- **Goal of the exercise**: The entries below should be output exactly as written.

= = =

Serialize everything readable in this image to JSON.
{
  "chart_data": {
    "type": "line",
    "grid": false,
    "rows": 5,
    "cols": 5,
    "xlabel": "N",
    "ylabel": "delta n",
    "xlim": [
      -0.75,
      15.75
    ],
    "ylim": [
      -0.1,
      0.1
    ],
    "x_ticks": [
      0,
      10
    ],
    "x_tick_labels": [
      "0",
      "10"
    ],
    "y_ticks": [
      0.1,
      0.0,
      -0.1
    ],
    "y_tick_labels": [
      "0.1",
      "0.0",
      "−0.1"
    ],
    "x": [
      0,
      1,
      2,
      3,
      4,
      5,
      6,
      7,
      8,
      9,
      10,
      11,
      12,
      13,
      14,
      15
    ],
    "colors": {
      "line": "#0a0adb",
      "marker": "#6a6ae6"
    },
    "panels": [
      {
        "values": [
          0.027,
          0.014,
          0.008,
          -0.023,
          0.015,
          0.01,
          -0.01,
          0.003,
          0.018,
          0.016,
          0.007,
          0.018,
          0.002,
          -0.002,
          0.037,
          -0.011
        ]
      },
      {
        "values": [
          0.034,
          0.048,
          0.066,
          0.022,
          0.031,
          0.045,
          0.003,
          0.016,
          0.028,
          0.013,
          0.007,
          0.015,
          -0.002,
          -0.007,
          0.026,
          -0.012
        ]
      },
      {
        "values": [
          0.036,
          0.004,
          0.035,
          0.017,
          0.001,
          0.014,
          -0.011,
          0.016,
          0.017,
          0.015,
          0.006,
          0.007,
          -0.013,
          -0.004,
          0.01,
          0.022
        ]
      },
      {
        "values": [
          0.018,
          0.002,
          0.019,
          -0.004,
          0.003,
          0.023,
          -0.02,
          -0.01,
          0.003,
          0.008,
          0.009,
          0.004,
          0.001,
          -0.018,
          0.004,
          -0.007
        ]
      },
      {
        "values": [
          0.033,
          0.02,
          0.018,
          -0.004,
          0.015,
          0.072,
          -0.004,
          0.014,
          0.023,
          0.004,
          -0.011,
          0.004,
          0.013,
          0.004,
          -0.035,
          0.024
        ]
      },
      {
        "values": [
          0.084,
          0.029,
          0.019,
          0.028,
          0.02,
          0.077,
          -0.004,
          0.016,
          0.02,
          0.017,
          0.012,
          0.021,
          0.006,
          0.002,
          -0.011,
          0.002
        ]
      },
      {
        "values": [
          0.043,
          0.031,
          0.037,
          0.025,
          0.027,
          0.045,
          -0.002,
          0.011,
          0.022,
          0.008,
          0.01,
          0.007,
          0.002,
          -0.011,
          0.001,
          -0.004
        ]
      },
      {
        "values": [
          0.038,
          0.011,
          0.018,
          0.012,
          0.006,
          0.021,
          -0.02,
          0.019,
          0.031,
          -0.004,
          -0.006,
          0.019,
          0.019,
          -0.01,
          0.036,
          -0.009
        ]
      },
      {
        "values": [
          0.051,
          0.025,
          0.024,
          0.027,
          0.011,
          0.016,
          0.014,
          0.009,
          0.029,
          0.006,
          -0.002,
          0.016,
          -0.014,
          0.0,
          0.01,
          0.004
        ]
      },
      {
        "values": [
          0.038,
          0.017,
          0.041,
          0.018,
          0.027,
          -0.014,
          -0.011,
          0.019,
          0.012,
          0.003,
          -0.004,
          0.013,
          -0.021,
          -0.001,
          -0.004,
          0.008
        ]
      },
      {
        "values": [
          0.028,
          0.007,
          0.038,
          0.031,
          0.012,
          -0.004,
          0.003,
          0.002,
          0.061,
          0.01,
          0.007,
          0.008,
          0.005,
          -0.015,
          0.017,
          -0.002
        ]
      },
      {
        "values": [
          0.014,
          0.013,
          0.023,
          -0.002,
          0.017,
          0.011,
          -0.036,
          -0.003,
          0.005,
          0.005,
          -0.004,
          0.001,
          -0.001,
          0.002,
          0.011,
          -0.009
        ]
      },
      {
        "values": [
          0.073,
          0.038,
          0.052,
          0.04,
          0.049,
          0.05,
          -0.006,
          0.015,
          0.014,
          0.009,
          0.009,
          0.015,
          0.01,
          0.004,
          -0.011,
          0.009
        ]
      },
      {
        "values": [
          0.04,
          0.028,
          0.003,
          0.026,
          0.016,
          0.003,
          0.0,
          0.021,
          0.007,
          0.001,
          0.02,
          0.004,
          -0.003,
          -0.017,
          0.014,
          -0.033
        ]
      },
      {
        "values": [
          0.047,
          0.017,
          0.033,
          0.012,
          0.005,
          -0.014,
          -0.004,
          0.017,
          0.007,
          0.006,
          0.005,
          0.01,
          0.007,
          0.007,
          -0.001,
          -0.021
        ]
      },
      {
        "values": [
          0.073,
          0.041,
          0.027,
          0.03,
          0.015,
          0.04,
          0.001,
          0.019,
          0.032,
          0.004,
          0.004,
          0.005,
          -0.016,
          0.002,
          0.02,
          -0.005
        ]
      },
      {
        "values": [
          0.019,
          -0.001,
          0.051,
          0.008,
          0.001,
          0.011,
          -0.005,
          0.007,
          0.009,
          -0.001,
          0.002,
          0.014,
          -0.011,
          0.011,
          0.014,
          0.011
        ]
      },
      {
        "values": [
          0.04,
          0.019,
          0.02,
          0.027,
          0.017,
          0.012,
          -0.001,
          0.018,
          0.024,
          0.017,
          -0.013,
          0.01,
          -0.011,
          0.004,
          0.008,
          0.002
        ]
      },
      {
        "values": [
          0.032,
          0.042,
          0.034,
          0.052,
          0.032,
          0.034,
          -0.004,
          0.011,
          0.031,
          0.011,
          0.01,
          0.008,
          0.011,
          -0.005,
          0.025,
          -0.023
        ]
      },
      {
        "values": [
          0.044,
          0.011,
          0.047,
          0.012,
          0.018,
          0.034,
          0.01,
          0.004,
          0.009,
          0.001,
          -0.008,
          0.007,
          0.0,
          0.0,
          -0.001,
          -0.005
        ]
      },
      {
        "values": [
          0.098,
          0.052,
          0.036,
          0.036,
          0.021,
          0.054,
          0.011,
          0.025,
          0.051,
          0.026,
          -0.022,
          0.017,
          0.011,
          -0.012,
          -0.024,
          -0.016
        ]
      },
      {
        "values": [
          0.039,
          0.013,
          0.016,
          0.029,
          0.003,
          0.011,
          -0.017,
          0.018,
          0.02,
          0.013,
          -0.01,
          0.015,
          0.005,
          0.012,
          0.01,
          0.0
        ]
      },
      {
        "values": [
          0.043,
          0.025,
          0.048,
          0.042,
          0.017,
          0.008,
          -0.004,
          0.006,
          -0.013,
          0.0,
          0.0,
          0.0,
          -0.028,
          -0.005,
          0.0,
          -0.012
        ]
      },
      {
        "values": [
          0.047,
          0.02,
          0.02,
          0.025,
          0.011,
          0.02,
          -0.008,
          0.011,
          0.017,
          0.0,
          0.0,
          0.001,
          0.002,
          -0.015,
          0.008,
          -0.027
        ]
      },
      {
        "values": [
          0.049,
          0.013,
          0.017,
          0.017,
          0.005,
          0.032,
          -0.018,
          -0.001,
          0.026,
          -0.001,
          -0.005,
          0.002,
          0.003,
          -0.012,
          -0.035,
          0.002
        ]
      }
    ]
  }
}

= = =

- **Exercise output**:
Serialize everything readable in this image to JSON.
{
  "chart_data": {
    "type": "line",
    "grid": false,
    "rows": 5,
    "cols": 5,
    "xlabel": "N",
    "ylabel": "delta n",
    "xlim": [
      -0.75,
      15.75
    ],
    "ylim": [
      -0.1,
      0.1
    ],
    "x_ticks": [
      0,
      10
    ],
    "x_tick_labels": [
      "0",
      "10"
    ],
    "y_ticks": [
      0.1,
      0.0,
      -0.1
    ],
    "y_tick_labels": [
      "0.1",
      "0.0",
      "−0.1"
    ],
    "x": [
      0,
      1,
      2,
      3,
      4,
      5,
      6,
      7,
      8,
      9,
      10,
      11,
      12,
      13,
      14,
      15
    ],
    "colors": {
      "line": "#0a0adb",
      "marker": "#6a6ae6"
    },
    "panels": [
      {
        "values": [
          0.027,
          0.014,
          0.008,
          -0.023,
          0.015,
          0.01,
          -0.01,
          0.003,
          0.018,
          0.016,
          0.007,
          0.018,
          0.002,
          -0.002,
          0.037,
          -0.011
        ]
      },
      {
        "values": [
          0.034,
          0.048,
          0.066,
          0.022,
          0.031,
          0.045,
          0.003,
          0.016,
          0.028,
          0.013,
          0.007,
          0.015,
          -0.002,
          -0.007,
          0.026,
          -0.012
        ]
      },
      {
        "values": [
          0.036,
          0.004,
          0.035,
          0.017,
          0.001,
          0.014,
          -0.011,
          0.016,
          0.017,
          0.015,
          0.006,
          0.007,
          -0.013,
          -0.004,
          0.01,
          0.022
        ]
      },
      {
        "values": [
          0.018,
          0.002,
          0.019,
          -0.004,
          0.003,
          0.023,
          -0.02,
          -0.01,
          0.003,
          0.008,
          0.009,
          0.004,
          0.001,
          -0.018,
          0.004,
          -0.007
        ]
      },
      {
        "values": [
          0.033,
          0.02,
          0.018,
          -0.004,
          0.015,
          0.072,
          -0.004,
          0.014,
          0.023,
          0.004,
          -0.011,
          0.004,
          0.013,
          0.004,
          -0.035,
          0.024
        ]
      },
      {
        "values": [
          0.084,
          0.029,
          0.019,
          0.028,
          0.02,
          0.077,
          -0.004,
          0.016,
          0.02,
          0.017,
          0.012,
          0.021,
          0.006,
          0.002,
          -0.011,
          0.002
        ]
      },
      {
        "values": [
          0.043,
          0.031,
          0.037,
          0.025,
          0.027,
          0.045,
          -0.002,
          0.011,
          0.022,
          0.008,
          0.01,
          0.007,
          0.002,
          -0.011,
          0.001,
          -0.004
        ]
      },
      {
        "values": [
          0.038,
          0.011,
          0.018,
          0.012,
          0.006,
          0.021,
          -0.02,
          0.019,
          0.031,
          -0.004,
          -0.006,
          0.019,
          0.019,
          -0.01,
          0.036,
          -0.009
        ]
      },
      {
        "values": [
          0.051,
          0.025,
          0.024,
          0.027,
          0.011,
          0.016,
          0.014,
          0.009,
          0.029,
          0.006,
          -0.002,
          0.016,
          -0.014,
          0.0,
          0.01,
          0.004
        ]
      },
      {
        "values": [
          0.038,
          0.017,
          0.041,
          0.018,
          0.027,
          -0.014,
          -0.011,
          0.019,
          0.012,
          0.003,
          -0.004,
          0.013,
          -0.021,
          -0.001,
          -0.004,
          0.008
        ]
      },
      {
        "values": [
          0.028,
          0.007,
          0.038,
          0.031,
          0.012,
          -0.004,
          0.003,
          0.002,
          0.061,
          0.01,
          0.007,
          0.008,
          0.005,
          -0.015,
          0.017,
          -0.002
        ]
      },
      {
        "values": [
          0.014,
          0.013,
          0.023,
          -0.002,
          0.017,
          0.011,
          -0.036,
          -0.003,
          0.005,
          0.005,
          -0.004,
          0.001,
          -0.001,
          0.002,
          0.011,
          -0.009
        ]
      },
      {
        "values": [
          0.073,
          0.038,
          0.052,
          0.04,
          0.049,
          0.05,
          -0.006,
          0.015,
          0.014,
          0.009,
          0.009,
          0.015,
          0.01,
          0.004,
          -0.011,
          0.009
        ]
      },
      {
        "values": [
          0.04,
          0.028,
          0.003,
          0.026,
          0.016,
          0.003,
          0.0,
          0.021,
          0.007,
          0.001,
          0.02,
          0.004,
          -0.003,
          -0.017,
          0.014,
          -0.033
        ]
      },
      {
        "values": [
          0.047,
          0.017,
          0.033,
          0.012,
          0.005,
          -0.014,
          -0.004,
          0.017,
          0.007,
          0.006,
          0.005,
          0.01,
          0.007,
          0.007,
          -0.001,
          -0.021
        ]
      },
      {
        "values": [
          0.073,
          0.041,
          0.027,
          0.03,
          0.015,
          0.04,
          0.001,
          0.019,
          0.032,
          0.004,
          0.004,
          0.005,
          -0.016,
          0.002,
          0.02,
          -0.005
        ]
      },
      {
        "values": [
          0.019,
          -0.001,
          0.051,
          0.008,
          0.001,
          0.011,
          -0.005,
          0.007,
          0.009,
          -0.001,
          0.002,
          0.014,
          -0.011,
          0.011,
          0.014,
          0.011
        ]
      },
      {
        "values": [
          0.04,
          0.019,
          0.02,
          0.027,
          0.017,
          0.012,
          -0.001,
          0.018,
          0.024,
          0.017,
          -0.013,
          0.01,
          -0.011,
          0.004,
          0.008,
          0.002
        ]
      },
      {
        "values": [
          0.032,
          0.042,
          0.034,
          0.052,
          0.032,
          0.034,
          -0.004,
          0.011,
          0.031,
          0.011,
          0.01,
          0.008,
          0.011,
          -0.005,
          0.025,
          -0.023
        ]
      },
      {
        "values": [
          0.044,
          0.011,
          0.047,
          0.012,
          0.018,
          0.034,
          0.01,
          0.004,
          0.009,
          0.001,
          -0.008,
          0.007,
          0.0,
          0.0,
          -0.001,
          -0.005
        ]
      },
      {
        "values": [
          0.098,
          0.052,
          0.036,
          0.036,
          0.021,
          0.054,
          0.011,
          0.025,
          0.051,
          0.026,
          -0.022,
          0.017,
          0.011,
          -0.012,
          -0.024,
          -0.016
        ]
      },
      {
        "values": [
          0.039,
          0.013,
          0.016,
          0.029,
          0.003,
          0.011,
          -0.017,
          0.018,
          0.02,
          0.013,
          -0.01,
          0.015,
          0.005,
          0.012,
          0.01,
          0.0
        ]
      },
      {
        "values": [
          0.043,
          0.025,
          0.048,
          0.042,
          0.017,
          0.008,
          -0.004,
          0.006,
          -0.013,
          0.0,
          0.0,
          0.0,
          -0.028,
          -0.005,
          0.0,
          -0.012
        ]
      },
      {
        "values": [
          0.047,
          0.02,
          0.02,
          0.025,
          0.011,
          0.02,
          -0.008,
          0.011,
          0.017,
          0.0,
          0.0,
          0.001,
          0.002,
          -0.015,
          0.008,
          -0.027
        ]
      },
      {
        "values": [
          0.049,
          0.013,
          0.017,
          0.017,
          0.005,
          0.032,
          -0.018,
          -0.001,
          0.026,
          -0.001,
          -0.005,
          0.002,
          0.003,
          -0.012,
          -0.035,
          0.002
        ]
      }
    ]
  }
}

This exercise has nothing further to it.